■ **Task objective**: Repeat the records below exactly, leaving out every picture.

■ **The data**:
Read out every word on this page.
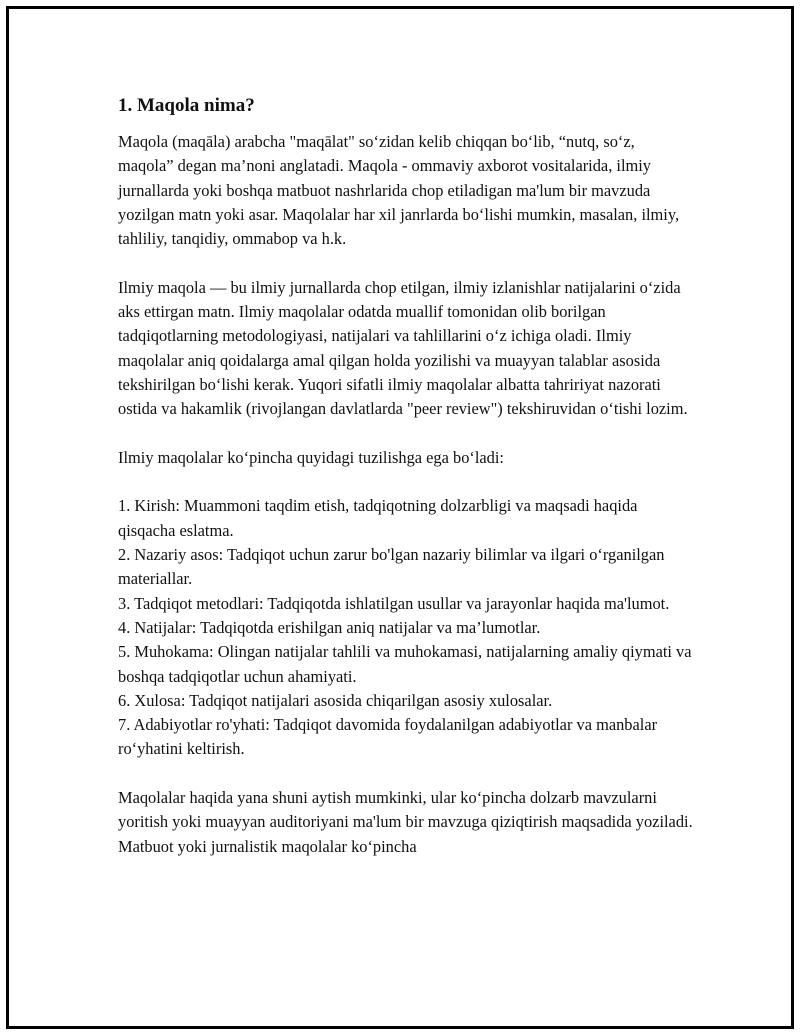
1. Maqola nima?

Maqola (maqāla) arabcha "maqālat" so‘zidan kelib chiqqan bo‘lib, “nutq, so‘z, maqola” degan ma’noni anglatadi. Maqola - ommaviy axborot vositalarida, ilmiy jurnallarda yoki boshqa matbuot nashrlarida chop etiladigan ma'lum bir mavzuda yozilgan matn yoki asar. Maqolalar har xil janrlarda bo‘lishi mumkin, masalan, ilmiy, tahliliy, tanqidiy, ommabop va h.k.

Ilmiy maqola — bu ilmiy jurnallarda chop etilgan, ilmiy izlanishlar natijalarini o‘zida aks ettirgan matn. Ilmiy maqolalar odatda muallif tomonidan olib borilgan tadqiqotlarning metodologiyasi, natijalari va tahlillarini o‘z ichiga oladi. Ilmiy maqolalar aniq qoidalarga amal qilgan holda yozilishi va muayyan talablar asosida tekshirilgan bo‘lishi kerak. Yuqori sifatli ilmiy maqolalar albatta tahririyat nazorati ostida va hakamlik (rivojlangan davlatlarda "peer review") tekshiruvidan o‘tishi lozim.

Ilmiy maqolalar ko‘pincha quyidagi tuzilishga ega bo‘ladi:

1. Kirish: Muammoni taqdim etish, tadqiqotning dolzarbligi va maqsadi haqida qisqacha eslatma.
2. Nazariy asos: Tadqiqot uchun zarur bo'lgan nazariy bilimlar va ilgari o‘rganilgan materiallar.
3. Tadqiqot metodlari: Tadqiqotda ishlatilgan usullar va jarayonlar haqida ma'lumot.
4. Natijalar: Tadqiqotda erishilgan aniq natijalar va ma’lumotlar.
5. Muhokama: Olingan natijalar tahlili va muhokamasi, natijalarning amaliy qiymati va boshqa tadqiqotlar uchun ahamiyati.
6. Xulosa: Tadqiqot natijalari asosida chiqarilgan asosiy xulosalar.
7. Adabiyotlar ro'yhati: Tadqiqot davomida foydalanilgan adabiyotlar va manbalar ro‘yhatini keltirish.

Maqolalar haqida yana shuni aytish mumkinki, ular ko‘pincha dolzarb mavzularni yoritish yoki muayyan auditoriyani ma'lum bir mavzuga qiziqtirish maqsadida yoziladi. Matbuot yoki jurnalistik maqolalar ko‘pincha
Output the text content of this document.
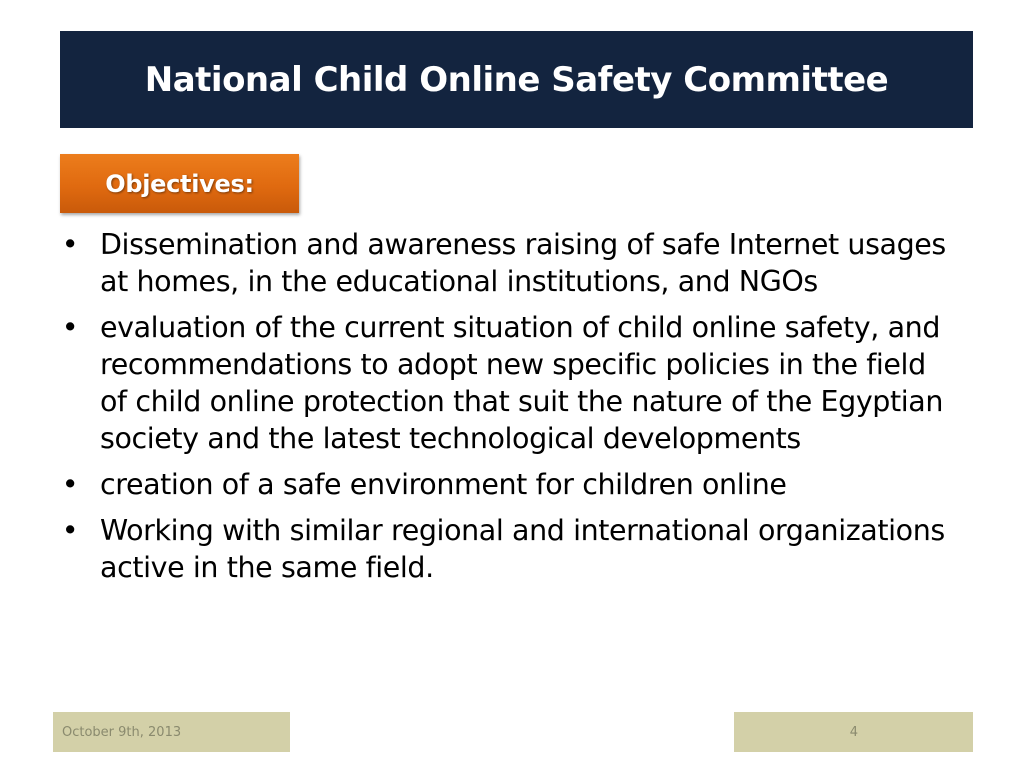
National Child Online Safety Committee
Objectives:
• Dissemination and awareness raising of safe Internet usages at homes, in the educational institutions, and NGOs
• evaluation of the current situation of child online safety, and recommendations to adopt new specific policies in the field of child online protection that suit the nature of the Egyptian society and the latest technological developments
• creation of a safe environment for children online
• Working with similar regional and international organizations active in the same field.
October 9th, 2013	4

■ **Reply**:
Read out every word on this page.
1. Maqola nima?

Maqola (maqāla) arabcha "maqālat" so‘zidan kelib chiqqan bo‘lib, “nutq, so‘z, maqola” degan ma’noni anglatadi. Maqola - ommaviy axborot vositalarida, ilmiy jurnallarda yoki boshqa matbuot nashrlarida chop etiladigan ma'lum bir mavzuda yozilgan matn yoki asar. Maqolalar har xil janrlarda bo‘lishi mumkin, masalan, ilmiy, tahliliy, tanqidiy, ommabop va h.k.

Ilmiy maqola — bu ilmiy jurnallarda chop etilgan, ilmiy izlanishlar natijalarini o‘zida aks ettirgan matn. Ilmiy maqolalar odatda muallif tomonidan olib borilgan tadqiqotlarning metodologiyasi, natijalari va tahlillarini o‘z ichiga oladi. Ilmiy maqolalar aniq qoidalarga amal qilgan holda yozilishi va muayyan talablar asosida tekshirilgan bo‘lishi kerak. Yuqori sifatli ilmiy maqolalar albatta tahririyat nazorati ostida va hakamlik (rivojlangan davlatlarda "peer review") tekshiruvidan o‘tishi lozim.

Ilmiy maqolalar ko‘pincha quyidagi tuzilishga ega bo‘ladi:

1. Kirish: Muammoni taqdim etish, tadqiqotning dolzarbligi va maqsadi haqida qisqacha eslatma.
2. Nazariy asos: Tadqiqot uchun zarur bo'lgan nazariy bilimlar va ilgari o‘rganilgan materiallar.
3. Tadqiqot metodlari: Tadqiqotda ishlatilgan usullar va jarayonlar haqida ma'lumot.
4. Natijalar: Tadqiqotda erishilgan aniq natijalar va ma’lumotlar.
5. Muhokama: Olingan natijalar tahlili va muhokamasi, natijalarning amaliy qiymati va boshqa tadqiqotlar uchun ahamiyati.
6. Xulosa: Tadqiqot natijalari asosida chiqarilgan asosiy xulosalar.
7. Adabiyotlar ro'yhati: Tadqiqot davomida foydalanilgan adabiyotlar va manbalar ro‘yhatini keltirish.

Maqolalar haqida yana shuni aytish mumkinki, ular ko‘pincha dolzarb mavzularni yoritish yoki muayyan auditoriyani ma'lum bir mavzuga qiziqtirish maqsadida yoziladi. Matbuot yoki jurnalistik maqolalar ko‘pincha
Output the text content of this document.
National Child Online Safety Committee
Objectives:
• Dissemination and awareness raising of safe Internet usages at homes, in the educational institutions, and NGOs
• evaluation of the current situation of child online safety, and recommendations to adopt new specific policies in the field of child online protection that suit the nature of the Egyptian society and the latest technological developments
• creation of a safe environment for children online
• Working with similar regional and international organizations active in the same field.
October 9th, 2013	4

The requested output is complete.